╭─ 节选内容

若worker已分布式多卡训练的方式启动,进入当前目录下worker_distributed/log_output/
文件夹,通过指令grep -rn "test acc" *
查看worker
分布式集群的日志,可看到如下类似打印:
local epoch: 0, loss: 2.3467453340711655, trian acc: 0.06532451988877687, test acc: 0.076
以上脚本中参数配置说明请参考yaml配置说明。
日志查看
成功启动任务之后,会在当前目录cross_silo_femnist
下生成相应日志文件,日志文件目录结构如下:
cross_silo_femnist
├── scheduler
│ └── scheduler.log # 运行scheduler过程中打印日志
├── server_0
│ └── server.log # server_0运行过程中打印日志
├── server_1
│ └── server.log # server_1运行过程中打印日志
├── server_2
│ └── server.log # server_2运行过程中打印日志
├── server_3
│ └── server.log # server_3运行过程中打印日志
├── worker_0
│ ├── ckpt # 存放worker_0在每个联邦学习迭代结束时获取的聚合后的模型ckpt
│ │ ├── 0-fl-ms-bs32-0epoch.ckpt
│ │ ├── 0-fl-ms-bs32-1epoch.ckpt
│ │ │
│ │ │ ......
│ │ │
│ │ └── 0-fl-ms-bs32-19epoch.ckpt
│ └── worker.log # 记录worker_0参与联邦学习任务过程中输出日志
└── worker_1
├── ckpt # 存放worker_1在每个联邦学习迭代结束时获取的聚合后的模型ckpt
│ ├── 1-fl-ms-bs32-0epoch.ckpt
│ ├── 1-fl-ms-bs32-1epoch.ckpt
│ │
│ │ ......

╰─

» 任务要求:
请将上面关于日志查看的节选中，以含有“若worker已分布式多卡训”的词句开头、以“以上脚本中参数配置说明请参考yaml配置说明。”收尾的部分逐字照录下来。

╭─ 原始数据

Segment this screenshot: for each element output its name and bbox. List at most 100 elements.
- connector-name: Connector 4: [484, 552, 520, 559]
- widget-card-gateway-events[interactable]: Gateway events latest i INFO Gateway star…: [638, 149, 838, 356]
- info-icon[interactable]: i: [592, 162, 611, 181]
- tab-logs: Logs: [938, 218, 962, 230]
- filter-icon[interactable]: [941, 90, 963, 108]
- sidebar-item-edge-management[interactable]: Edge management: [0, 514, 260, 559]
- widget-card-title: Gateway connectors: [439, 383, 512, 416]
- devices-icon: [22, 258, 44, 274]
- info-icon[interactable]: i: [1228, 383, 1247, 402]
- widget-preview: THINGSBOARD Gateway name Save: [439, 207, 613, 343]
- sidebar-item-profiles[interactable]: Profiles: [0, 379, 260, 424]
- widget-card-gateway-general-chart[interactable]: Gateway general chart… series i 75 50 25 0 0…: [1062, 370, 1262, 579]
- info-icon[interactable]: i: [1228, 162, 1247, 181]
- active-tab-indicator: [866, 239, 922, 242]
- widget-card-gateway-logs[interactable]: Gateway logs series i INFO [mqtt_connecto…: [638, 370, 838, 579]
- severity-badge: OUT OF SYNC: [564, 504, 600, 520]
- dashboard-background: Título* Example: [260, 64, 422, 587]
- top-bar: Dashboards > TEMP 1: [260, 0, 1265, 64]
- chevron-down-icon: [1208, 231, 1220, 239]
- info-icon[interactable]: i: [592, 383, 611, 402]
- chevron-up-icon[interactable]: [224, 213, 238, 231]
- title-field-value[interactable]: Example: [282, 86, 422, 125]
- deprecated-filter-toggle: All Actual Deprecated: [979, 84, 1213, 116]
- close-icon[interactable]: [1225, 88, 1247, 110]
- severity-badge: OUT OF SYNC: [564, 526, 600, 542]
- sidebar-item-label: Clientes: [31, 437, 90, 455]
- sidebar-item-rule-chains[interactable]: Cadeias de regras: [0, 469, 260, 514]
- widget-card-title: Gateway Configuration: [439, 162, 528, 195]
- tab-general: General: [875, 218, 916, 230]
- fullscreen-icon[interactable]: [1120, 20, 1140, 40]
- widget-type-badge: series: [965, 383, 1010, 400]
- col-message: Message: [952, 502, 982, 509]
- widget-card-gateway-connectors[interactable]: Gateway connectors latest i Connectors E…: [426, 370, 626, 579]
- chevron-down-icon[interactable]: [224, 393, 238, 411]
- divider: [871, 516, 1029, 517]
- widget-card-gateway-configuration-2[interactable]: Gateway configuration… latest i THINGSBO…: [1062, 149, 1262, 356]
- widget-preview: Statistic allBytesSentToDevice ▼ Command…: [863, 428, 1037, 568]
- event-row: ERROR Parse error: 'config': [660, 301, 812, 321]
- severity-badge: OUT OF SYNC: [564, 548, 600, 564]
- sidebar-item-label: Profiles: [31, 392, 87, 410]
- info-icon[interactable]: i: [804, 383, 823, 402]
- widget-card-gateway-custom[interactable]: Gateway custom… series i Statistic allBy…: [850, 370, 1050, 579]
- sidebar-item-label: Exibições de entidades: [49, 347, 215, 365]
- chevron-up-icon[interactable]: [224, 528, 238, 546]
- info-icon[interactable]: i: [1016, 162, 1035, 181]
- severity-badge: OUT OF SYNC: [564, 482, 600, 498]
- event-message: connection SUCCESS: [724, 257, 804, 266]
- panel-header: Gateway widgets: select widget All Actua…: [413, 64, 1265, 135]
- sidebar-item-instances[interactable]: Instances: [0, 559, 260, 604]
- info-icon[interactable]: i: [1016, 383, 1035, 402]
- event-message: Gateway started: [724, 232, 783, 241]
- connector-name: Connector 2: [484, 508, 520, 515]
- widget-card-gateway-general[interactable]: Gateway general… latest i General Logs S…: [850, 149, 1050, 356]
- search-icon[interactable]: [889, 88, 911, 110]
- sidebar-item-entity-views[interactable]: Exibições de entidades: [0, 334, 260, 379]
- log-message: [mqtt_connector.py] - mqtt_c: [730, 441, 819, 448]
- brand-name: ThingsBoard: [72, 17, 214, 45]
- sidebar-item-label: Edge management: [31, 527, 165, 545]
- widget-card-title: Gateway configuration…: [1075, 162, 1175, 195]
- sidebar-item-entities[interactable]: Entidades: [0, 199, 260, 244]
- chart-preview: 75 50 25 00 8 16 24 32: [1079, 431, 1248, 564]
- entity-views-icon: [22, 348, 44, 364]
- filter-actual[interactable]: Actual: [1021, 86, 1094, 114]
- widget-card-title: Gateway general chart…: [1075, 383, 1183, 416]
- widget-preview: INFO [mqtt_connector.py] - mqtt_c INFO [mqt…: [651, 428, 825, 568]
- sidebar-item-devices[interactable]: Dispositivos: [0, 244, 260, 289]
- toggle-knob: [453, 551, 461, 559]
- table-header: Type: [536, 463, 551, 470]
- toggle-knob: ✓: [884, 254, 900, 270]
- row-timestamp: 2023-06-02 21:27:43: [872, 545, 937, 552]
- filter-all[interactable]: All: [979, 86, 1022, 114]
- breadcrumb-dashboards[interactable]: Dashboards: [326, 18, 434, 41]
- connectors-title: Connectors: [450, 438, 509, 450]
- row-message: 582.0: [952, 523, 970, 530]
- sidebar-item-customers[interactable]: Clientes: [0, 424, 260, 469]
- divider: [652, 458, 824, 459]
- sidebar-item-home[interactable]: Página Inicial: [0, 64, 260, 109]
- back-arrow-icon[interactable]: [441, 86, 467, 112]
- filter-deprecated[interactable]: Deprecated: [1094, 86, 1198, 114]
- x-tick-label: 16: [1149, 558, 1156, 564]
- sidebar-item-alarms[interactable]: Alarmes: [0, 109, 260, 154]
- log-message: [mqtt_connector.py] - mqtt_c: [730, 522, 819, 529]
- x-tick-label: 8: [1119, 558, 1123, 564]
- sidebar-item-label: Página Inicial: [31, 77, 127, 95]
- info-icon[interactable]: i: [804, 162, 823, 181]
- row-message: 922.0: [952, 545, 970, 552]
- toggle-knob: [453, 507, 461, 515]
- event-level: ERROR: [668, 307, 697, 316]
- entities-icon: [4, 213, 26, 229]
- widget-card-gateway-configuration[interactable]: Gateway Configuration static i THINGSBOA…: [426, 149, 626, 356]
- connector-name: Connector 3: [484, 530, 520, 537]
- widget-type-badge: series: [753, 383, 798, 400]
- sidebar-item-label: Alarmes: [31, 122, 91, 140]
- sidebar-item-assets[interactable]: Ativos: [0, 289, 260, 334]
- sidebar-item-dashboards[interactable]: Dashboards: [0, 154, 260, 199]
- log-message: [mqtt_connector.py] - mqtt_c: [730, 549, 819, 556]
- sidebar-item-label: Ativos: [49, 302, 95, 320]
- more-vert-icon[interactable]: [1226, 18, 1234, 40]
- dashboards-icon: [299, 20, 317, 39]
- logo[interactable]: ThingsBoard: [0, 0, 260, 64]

╰─

» 完成结果:
若worker已分布式多卡训练的方式启动,进入当前目录下worker_distributed/log_output/
文件夹,通过指令grep -rn "test acc" *
查看worker
分布式集群的日志,可看到如下类似打印:
local epoch: 0, loss: 2.3467453340711655, trian acc: 0.06532451988877687, test acc: 0.076
以上脚本中参数配置说明请参考yaml配置说明。